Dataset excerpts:
^^^^^^^^

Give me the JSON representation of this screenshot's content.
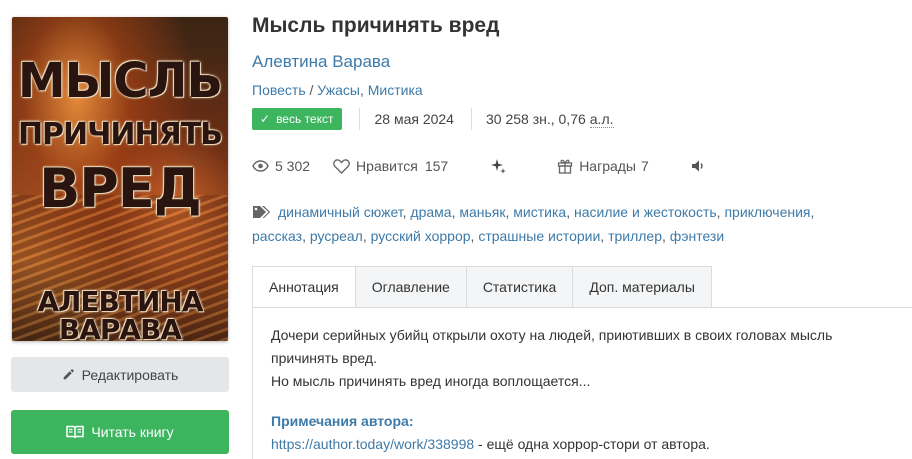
{
  "cover": {
    "title_line1": "МЫСЛЬ",
    "title_line2": "ПРИЧИНЯТЬ",
    "title_line3": "ВРЕД",
    "author_line1": "АЛЕВТИНА",
    "author_line2": "ВАРАВА"
  },
  "buttons": {
    "edit_label": "Редактировать",
    "read_label": "Читать книгу"
  },
  "book": {
    "title": "Мысль причинять вред",
    "author": "Алевтина Варава",
    "form": "Повесть",
    "genre_sep": " / ",
    "genre1": "Ужасы",
    "genre_comma": ", ",
    "genre2": "Мистика"
  },
  "meta": {
    "status_badge": "весь текст",
    "date": "28 мая 2024",
    "size": "30 258 зн., 0,76",
    "size_unit": "а.л."
  },
  "stats": {
    "views": "5 302",
    "likes_label": "Нравится",
    "likes_count": "157",
    "awards_label": "Награды",
    "awards_count": "7"
  },
  "tags": [
    "динамичный сюжет",
    "драма",
    "маньяк",
    "мистика",
    "насилие и жестокость",
    "приключения",
    "рассказ",
    "русреал",
    "русский хоррор",
    "страшные истории",
    "триллер",
    "фэнтези"
  ],
  "tabs": {
    "annotation": "Аннотация",
    "contents": "Оглавление",
    "statistics": "Статистика",
    "extras": "Доп. материалы"
  },
  "annotation": {
    "line1": "Дочери серийных убийц открыли охоту на людей, приютивших в своих головах мысль причинять вред.",
    "line2": "Но мысль причинять вред иногда воплощается...",
    "notes_title": "Примечания автора:",
    "notes_link": "https://author.today/work/338998",
    "notes_text": " - ещё одна хоррор-стори от автора."
  },
  "colors": {
    "accent_blue": "#3d7aa8",
    "green": "#3cb55e"
  }
}
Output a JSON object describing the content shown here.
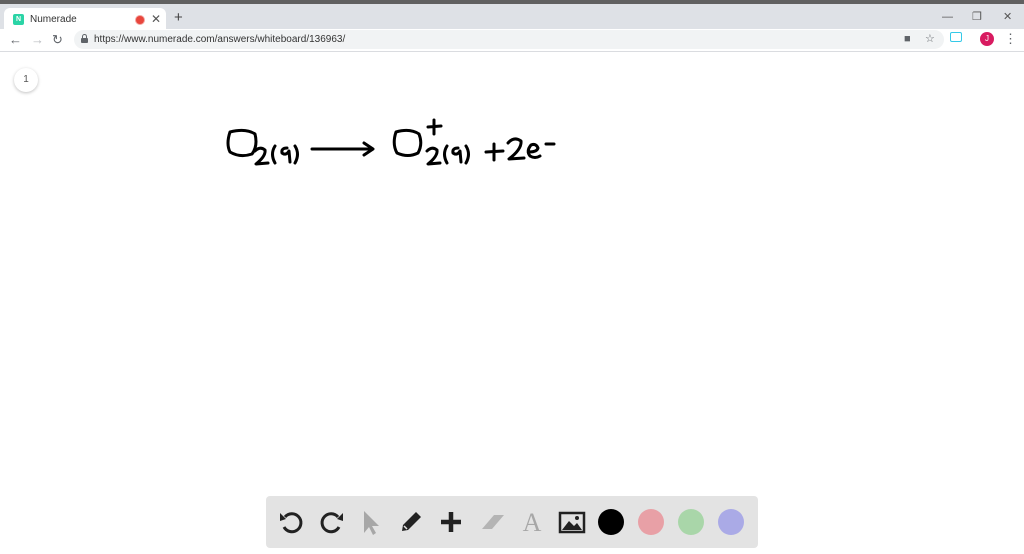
{
  "browser": {
    "tab": {
      "title": "Numerade",
      "favicon_letter": "N",
      "close_glyph": "✕"
    },
    "new_tab_glyph": "+",
    "window_controls": {
      "minimize": "—",
      "restore": "❐",
      "close": "✕"
    },
    "address": {
      "url": "https://www.numerade.com/answers/whiteboard/136963/"
    },
    "profile_initial": "J"
  },
  "whiteboard": {
    "page_number": "1",
    "equation_ink": "O2(g) ⟶ O2+(g) + 2e−"
  },
  "tools": [
    {
      "name": "undo",
      "icon": "undo-icon"
    },
    {
      "name": "redo",
      "icon": "redo-icon"
    },
    {
      "name": "select",
      "icon": "pointer-icon"
    },
    {
      "name": "pen",
      "icon": "pencil-icon"
    },
    {
      "name": "add",
      "icon": "plus-icon"
    },
    {
      "name": "eraser",
      "icon": "eraser-icon"
    },
    {
      "name": "text",
      "icon": "text-icon",
      "glyph": "A"
    },
    {
      "name": "image",
      "icon": "image-icon"
    }
  ],
  "colors": {
    "black": "#000000",
    "red": "#e8a0a6",
    "green": "#a9d6a9",
    "blue": "#aaaae6",
    "accent_tab_record": "#e8453c"
  }
}
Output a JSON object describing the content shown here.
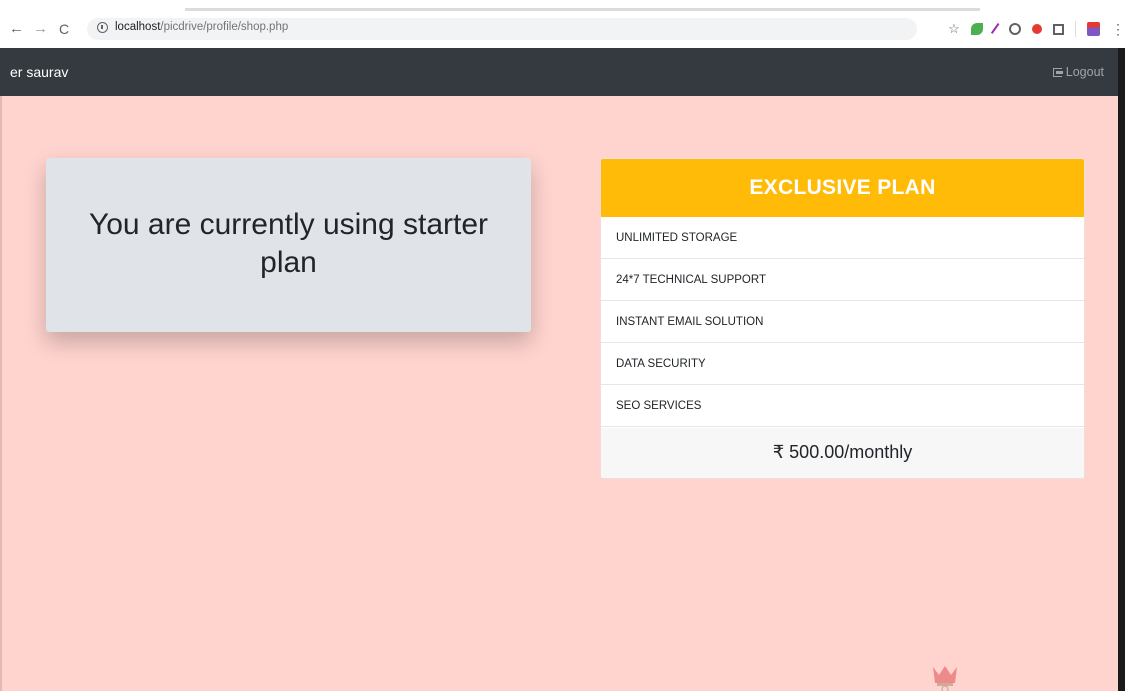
{
  "browser": {
    "url_host": "localhost",
    "url_path": "/picdrive/profile/shop.php",
    "icons": [
      "back-icon",
      "forward-icon",
      "reload-icon",
      "info-icon",
      "star-icon",
      "menu-icon"
    ],
    "back_glyph": "←",
    "forward_glyph": "→",
    "reload_glyph": "C",
    "star_glyph": "☆",
    "menu_glyph": "⋮"
  },
  "navbar": {
    "brand": "er saurav",
    "logout_label": "Logout",
    "background": "#343a40"
  },
  "current_plan": {
    "message": "You are currently using starter plan"
  },
  "plan": {
    "title": "EXCLUSIVE PLAN",
    "header_color": "#ffbb07",
    "features": [
      "UNLIMITED STORAGE",
      "24*7 TECHNICAL SUPPORT",
      "INSTANT EMAIL SOLUTION",
      "DATA SECURITY",
      "SEO SERVICES"
    ],
    "price": "₹ 500.00/monthly"
  },
  "page": {
    "background": "#ffd3ce"
  }
}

^^^^^^^^

What needs to be done: Leave out the pictures and transcribe the entries above exactly.

Answer to this task:
Give me the JSON representation of this screenshot's content.
{
  "cover": {
    "title_line1": "МЫСЛЬ",
    "title_line2": "ПРИЧИНЯТЬ",
    "title_line3": "ВРЕД",
    "author_line1": "АЛЕВТИНА",
    "author_line2": "ВАРАВА"
  },
  "buttons": {
    "edit_label": "Редактировать",
    "read_label": "Читать книгу"
  },
  "book": {
    "title": "Мысль причинять вред",
    "author": "Алевтина Варава",
    "form": "Повесть",
    "genre_sep": " / ",
    "genre1": "Ужасы",
    "genre_comma": ", ",
    "genre2": "Мистика"
  },
  "meta": {
    "status_badge": "весь текст",
    "date": "28 мая 2024",
    "size": "30 258 зн., 0,76",
    "size_unit": "а.л."
  },
  "stats": {
    "views": "5 302",
    "likes_label": "Нравится",
    "likes_count": "157",
    "awards_label": "Награды",
    "awards_count": "7"
  },
  "tags": [
    "динамичный сюжет",
    "драма",
    "маньяк",
    "мистика",
    "насилие и жестокость",
    "приключения",
    "рассказ",
    "русреал",
    "русский хоррор",
    "страшные истории",
    "триллер",
    "фэнтези"
  ],
  "tabs": {
    "annotation": "Аннотация",
    "contents": "Оглавление",
    "statistics": "Статистика",
    "extras": "Доп. материалы"
  },
  "annotation": {
    "line1": "Дочери серийных убийц открыли охоту на людей, приютивших в своих головах мысль причинять вред.",
    "line2": "Но мысль причинять вред иногда воплощается...",
    "notes_title": "Примечания автора:",
    "notes_link": "https://author.today/work/338998",
    "notes_text": " - ещё одна хоррор-стори от автора."
  },
  "colors": {
    "accent_blue": "#3d7aa8",
    "green": "#3cb55e"
  }
}
Output a JSON object describing the content shown here.
{
  "browser": {
    "tab": {
      "title": "Numerade",
      "favicon_letter": "N",
      "close_glyph": "✕"
    },
    "new_tab_glyph": "+",
    "window_controls": {
      "minimize": "—",
      "restore": "❐",
      "close": "✕"
    },
    "address": {
      "url": "https://www.numerade.com/answers/whiteboard/136963/"
    },
    "profile_initial": "J"
  },
  "whiteboard": {
    "page_number": "1",
    "equation_ink": "O2(g) ⟶ O2+(g) + 2e−"
  },
  "tools": [
    {
      "name": "undo",
      "icon": "undo-icon"
    },
    {
      "name": "redo",
      "icon": "redo-icon"
    },
    {
      "name": "select",
      "icon": "pointer-icon"
    },
    {
      "name": "pen",
      "icon": "pencil-icon"
    },
    {
      "name": "add",
      "icon": "plus-icon"
    },
    {
      "name": "eraser",
      "icon": "eraser-icon"
    },
    {
      "name": "text",
      "icon": "text-icon",
      "glyph": "A"
    },
    {
      "name": "image",
      "icon": "image-icon"
    }
  ],
  "colors": {
    "black": "#000000",
    "red": "#e8a0a6",
    "green": "#a9d6a9",
    "blue": "#aaaae6",
    "accent_tab_record": "#e8453c"
  }
}
Output a JSON object describing the content shown here.
{
  "browser": {
    "url_host": "localhost",
    "url_path": "/picdrive/profile/shop.php",
    "icons": [
      "back-icon",
      "forward-icon",
      "reload-icon",
      "info-icon",
      "star-icon",
      "menu-icon"
    ],
    "back_glyph": "←",
    "forward_glyph": "→",
    "reload_glyph": "C",
    "star_glyph": "☆",
    "menu_glyph": "⋮"
  },
  "navbar": {
    "brand": "er saurav",
    "logout_label": "Logout",
    "background": "#343a40"
  },
  "current_plan": {
    "message": "You are currently using starter plan"
  },
  "plan": {
    "title": "EXCLUSIVE PLAN",
    "header_color": "#ffbb07",
    "features": [
      "UNLIMITED STORAGE",
      "24*7 TECHNICAL SUPPORT",
      "INSTANT EMAIL SOLUTION",
      "DATA SECURITY",
      "SEO SERVICES"
    ],
    "price": "₹ 500.00/monthly"
  },
  "page": {
    "background": "#ffd3ce"
  }
}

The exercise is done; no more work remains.